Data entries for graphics
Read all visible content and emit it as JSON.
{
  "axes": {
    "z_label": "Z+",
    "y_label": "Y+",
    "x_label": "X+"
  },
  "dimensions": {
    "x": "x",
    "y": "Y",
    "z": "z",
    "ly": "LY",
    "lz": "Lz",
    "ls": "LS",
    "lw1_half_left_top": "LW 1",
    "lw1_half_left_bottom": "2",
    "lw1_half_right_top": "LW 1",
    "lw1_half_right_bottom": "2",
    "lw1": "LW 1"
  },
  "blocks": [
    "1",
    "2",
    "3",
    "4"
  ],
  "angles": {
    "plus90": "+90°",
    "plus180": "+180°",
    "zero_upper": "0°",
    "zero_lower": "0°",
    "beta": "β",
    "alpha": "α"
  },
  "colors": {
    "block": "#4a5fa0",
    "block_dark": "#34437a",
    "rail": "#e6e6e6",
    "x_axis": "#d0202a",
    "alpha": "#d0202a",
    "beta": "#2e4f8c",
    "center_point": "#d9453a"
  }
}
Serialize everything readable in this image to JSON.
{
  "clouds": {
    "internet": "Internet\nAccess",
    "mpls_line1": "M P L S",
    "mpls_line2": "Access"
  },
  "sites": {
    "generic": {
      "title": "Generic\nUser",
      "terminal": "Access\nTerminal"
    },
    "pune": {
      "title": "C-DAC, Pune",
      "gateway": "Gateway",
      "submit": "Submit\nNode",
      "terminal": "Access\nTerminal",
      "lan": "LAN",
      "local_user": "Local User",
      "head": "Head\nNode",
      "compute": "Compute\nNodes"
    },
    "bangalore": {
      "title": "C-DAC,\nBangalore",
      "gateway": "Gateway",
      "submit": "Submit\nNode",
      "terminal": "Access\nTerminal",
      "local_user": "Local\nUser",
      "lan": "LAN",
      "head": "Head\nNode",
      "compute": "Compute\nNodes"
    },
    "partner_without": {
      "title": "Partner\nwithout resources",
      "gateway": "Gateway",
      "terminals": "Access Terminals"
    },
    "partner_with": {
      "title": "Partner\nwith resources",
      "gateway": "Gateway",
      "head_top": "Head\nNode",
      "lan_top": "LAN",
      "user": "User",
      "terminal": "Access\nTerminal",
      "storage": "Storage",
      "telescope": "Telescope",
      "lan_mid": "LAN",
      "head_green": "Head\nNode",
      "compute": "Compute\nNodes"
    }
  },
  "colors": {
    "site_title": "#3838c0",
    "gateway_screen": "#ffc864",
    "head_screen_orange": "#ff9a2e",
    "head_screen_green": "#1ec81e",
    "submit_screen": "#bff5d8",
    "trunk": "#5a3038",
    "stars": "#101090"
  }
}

• [INSTRUCTION]:
In the listing above, find the line containing "Serialize everything readable" and please quote exactly that line through the last one, and no other lines.

• [ANSWER FOR THIS EXERCISE]:
Serialize everything readable in this image to JSON.
{
  "clouds": {
    "internet": "Internet\nAccess",
    "mpls_line1": "M P L S",
    "mpls_line2": "Access"
  },
  "sites": {
    "generic": {
      "title": "Generic\nUser",
      "terminal": "Access\nTerminal"
    },
    "pune": {
      "title": "C-DAC, Pune",
      "gateway": "Gateway",
      "submit": "Submit\nNode",
      "terminal": "Access\nTerminal",
      "lan": "LAN",
      "local_user": "Local User",
      "head": "Head\nNode",
      "compute": "Compute\nNodes"
    },
    "bangalore": {
      "title": "C-DAC,\nBangalore",
      "gateway": "Gateway",
      "submit": "Submit\nNode",
      "terminal": "Access\nTerminal",
      "local_user": "Local\nUser",
      "lan": "LAN",
      "head": "Head\nNode",
      "compute": "Compute\nNodes"
    },
    "partner_without": {
      "title": "Partner\nwithout resources",
      "gateway": "Gateway",
      "terminals": "Access Terminals"
    },
    "partner_with": {
      "title": "Partner\nwith resources",
      "gateway": "Gateway",
      "head_top": "Head\nNode",
      "lan_top": "LAN",
      "user": "User",
      "terminal": "Access\nTerminal",
      "storage": "Storage",
      "telescope": "Telescope",
      "lan_mid": "LAN",
      "head_green": "Head\nNode",
      "compute": "Compute\nNodes"
    }
  },
  "colors": {
    "site_title": "#3838c0",
    "gateway_screen": "#ffc864",
    "head_screen_orange": "#ff9a2e",
    "head_screen_green": "#1ec81e",
    "submit_screen": "#bff5d8",
    "trunk": "#5a3038",
    "stars": "#101090"
  }
}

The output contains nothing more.